Records:
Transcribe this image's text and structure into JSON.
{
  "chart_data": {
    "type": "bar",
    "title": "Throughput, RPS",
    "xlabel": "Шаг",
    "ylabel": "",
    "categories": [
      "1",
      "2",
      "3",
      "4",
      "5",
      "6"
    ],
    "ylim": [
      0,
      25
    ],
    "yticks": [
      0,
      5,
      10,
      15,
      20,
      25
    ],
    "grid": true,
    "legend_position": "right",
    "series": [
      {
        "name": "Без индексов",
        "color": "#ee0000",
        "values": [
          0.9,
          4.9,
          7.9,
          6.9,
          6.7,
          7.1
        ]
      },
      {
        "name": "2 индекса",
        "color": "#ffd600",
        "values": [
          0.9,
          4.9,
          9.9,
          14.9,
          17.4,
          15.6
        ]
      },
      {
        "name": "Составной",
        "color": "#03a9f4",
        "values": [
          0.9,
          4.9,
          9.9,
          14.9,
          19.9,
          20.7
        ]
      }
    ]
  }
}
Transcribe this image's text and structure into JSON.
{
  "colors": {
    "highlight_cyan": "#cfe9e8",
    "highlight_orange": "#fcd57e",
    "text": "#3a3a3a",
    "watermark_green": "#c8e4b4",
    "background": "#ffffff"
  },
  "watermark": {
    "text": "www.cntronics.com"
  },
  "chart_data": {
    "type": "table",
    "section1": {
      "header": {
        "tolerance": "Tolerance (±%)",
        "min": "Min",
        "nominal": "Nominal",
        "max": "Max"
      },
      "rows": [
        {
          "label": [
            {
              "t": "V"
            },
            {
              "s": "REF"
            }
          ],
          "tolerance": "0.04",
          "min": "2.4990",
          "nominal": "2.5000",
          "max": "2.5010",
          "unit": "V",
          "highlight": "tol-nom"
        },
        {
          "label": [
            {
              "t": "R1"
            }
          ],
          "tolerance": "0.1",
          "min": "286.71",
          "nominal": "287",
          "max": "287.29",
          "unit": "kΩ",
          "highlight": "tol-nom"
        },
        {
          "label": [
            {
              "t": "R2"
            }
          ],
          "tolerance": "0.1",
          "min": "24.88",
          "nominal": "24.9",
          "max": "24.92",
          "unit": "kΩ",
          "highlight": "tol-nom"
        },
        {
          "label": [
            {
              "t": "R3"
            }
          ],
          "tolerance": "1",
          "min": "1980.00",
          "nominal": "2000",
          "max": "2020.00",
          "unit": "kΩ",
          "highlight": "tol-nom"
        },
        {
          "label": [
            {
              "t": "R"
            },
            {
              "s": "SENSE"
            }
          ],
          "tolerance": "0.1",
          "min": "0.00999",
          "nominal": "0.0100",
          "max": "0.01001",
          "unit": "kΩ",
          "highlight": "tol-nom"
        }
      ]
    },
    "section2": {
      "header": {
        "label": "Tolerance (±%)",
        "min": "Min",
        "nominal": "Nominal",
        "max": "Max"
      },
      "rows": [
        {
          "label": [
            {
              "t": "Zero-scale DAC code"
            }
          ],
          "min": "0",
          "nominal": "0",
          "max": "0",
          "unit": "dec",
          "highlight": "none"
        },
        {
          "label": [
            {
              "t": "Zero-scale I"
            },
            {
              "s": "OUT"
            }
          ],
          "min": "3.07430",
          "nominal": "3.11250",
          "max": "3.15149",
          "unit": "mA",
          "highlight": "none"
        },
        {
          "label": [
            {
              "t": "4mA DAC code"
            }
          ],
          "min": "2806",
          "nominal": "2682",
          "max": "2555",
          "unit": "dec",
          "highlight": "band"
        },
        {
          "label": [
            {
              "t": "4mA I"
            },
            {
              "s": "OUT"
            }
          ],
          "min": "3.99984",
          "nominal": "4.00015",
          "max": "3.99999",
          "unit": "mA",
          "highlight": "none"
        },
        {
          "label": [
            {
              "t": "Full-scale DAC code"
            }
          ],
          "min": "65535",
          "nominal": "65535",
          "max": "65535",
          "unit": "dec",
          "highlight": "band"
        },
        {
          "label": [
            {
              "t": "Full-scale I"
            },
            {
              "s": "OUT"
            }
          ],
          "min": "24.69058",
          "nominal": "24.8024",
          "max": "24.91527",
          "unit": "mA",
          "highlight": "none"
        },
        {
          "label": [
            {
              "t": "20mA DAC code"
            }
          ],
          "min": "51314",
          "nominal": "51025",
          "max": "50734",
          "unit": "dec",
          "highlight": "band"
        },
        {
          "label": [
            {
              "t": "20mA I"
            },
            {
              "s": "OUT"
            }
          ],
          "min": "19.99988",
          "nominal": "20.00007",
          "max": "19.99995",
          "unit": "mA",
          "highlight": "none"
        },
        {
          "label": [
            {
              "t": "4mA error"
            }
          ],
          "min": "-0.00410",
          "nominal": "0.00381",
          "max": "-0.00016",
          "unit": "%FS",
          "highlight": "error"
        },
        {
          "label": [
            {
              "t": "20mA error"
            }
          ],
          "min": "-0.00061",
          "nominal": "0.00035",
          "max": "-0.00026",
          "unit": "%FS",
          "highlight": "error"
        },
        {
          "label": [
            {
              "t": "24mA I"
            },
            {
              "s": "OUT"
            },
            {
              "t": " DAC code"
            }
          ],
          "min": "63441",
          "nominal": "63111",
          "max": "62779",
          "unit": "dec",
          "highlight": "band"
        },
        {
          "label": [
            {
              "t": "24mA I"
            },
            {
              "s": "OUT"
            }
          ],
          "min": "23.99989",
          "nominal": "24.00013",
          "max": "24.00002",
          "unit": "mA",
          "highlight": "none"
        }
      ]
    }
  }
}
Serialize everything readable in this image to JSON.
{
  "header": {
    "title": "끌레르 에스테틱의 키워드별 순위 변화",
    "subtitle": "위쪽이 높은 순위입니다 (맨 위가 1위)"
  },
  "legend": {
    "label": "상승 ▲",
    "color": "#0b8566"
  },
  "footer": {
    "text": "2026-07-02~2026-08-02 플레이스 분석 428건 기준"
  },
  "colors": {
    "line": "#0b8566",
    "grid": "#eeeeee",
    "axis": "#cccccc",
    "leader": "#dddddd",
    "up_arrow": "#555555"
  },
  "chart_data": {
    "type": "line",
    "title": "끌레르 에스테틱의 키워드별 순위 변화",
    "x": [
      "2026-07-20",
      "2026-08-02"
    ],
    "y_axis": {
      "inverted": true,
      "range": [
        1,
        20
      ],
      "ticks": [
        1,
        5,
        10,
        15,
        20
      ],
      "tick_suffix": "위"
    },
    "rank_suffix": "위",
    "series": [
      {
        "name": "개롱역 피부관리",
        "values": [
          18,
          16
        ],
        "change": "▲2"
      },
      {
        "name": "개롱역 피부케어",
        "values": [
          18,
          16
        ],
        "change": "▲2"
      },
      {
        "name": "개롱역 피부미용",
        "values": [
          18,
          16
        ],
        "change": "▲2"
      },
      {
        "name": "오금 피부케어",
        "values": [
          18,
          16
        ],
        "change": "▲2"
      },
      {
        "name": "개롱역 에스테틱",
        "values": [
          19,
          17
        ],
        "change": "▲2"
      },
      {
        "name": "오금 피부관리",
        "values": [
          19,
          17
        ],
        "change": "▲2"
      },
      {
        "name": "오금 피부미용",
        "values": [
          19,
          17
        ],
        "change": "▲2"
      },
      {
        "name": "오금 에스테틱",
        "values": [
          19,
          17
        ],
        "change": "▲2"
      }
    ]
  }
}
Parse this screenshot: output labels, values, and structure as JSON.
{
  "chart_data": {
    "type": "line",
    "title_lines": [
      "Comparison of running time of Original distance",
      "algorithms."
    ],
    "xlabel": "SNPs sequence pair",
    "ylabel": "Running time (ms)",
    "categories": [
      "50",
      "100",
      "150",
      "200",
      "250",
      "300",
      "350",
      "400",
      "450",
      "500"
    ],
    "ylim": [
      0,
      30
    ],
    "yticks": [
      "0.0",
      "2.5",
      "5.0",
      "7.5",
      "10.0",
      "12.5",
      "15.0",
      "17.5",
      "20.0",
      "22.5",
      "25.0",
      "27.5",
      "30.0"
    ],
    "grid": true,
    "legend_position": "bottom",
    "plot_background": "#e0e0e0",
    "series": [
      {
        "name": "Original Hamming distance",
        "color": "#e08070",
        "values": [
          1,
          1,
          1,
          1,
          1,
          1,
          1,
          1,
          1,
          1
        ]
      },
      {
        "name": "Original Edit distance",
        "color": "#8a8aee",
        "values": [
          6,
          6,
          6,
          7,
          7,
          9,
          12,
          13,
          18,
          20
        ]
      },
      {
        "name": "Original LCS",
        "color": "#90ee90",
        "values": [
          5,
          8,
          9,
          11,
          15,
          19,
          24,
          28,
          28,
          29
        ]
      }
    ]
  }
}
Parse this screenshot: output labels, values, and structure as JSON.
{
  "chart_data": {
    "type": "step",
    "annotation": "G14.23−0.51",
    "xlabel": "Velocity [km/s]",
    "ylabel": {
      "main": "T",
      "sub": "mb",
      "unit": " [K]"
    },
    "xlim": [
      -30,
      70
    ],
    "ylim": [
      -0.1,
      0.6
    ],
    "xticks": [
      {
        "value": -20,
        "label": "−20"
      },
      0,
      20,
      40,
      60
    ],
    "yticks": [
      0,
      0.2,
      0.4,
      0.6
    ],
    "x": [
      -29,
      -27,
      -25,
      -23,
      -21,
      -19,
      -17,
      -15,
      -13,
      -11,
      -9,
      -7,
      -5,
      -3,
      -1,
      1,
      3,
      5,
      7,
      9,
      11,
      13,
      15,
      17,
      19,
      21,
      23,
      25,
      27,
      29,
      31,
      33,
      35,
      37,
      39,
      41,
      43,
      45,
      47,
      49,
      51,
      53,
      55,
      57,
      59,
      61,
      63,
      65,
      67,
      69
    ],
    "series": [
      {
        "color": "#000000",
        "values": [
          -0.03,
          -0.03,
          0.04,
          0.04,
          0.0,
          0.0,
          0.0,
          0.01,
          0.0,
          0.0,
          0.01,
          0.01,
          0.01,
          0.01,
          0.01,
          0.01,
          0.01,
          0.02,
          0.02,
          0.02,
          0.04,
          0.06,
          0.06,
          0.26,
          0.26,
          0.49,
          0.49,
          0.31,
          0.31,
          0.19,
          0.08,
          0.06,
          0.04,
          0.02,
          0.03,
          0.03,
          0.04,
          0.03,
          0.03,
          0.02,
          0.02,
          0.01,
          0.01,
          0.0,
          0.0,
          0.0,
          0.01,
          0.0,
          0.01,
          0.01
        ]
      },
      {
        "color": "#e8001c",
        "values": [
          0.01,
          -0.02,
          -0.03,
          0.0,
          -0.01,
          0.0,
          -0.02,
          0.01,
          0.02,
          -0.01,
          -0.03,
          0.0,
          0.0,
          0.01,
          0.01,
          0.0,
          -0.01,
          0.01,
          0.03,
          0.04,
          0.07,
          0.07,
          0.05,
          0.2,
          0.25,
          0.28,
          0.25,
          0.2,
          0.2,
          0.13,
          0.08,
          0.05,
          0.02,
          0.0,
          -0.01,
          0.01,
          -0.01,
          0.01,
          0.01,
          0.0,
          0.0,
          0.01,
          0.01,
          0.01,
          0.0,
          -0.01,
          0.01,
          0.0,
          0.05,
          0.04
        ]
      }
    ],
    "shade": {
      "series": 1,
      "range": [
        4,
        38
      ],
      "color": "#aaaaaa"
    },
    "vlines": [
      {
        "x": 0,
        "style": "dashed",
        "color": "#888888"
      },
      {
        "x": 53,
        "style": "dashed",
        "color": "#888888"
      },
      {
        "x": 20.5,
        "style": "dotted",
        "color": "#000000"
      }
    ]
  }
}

The problem: Go through the records above and copy every line with the word "Original".

In response:
      "Comparison of running time of Original distance",
        "name": "Original Hamming distance",
        "name": "Original Edit distance",
        "name": "Original LCS",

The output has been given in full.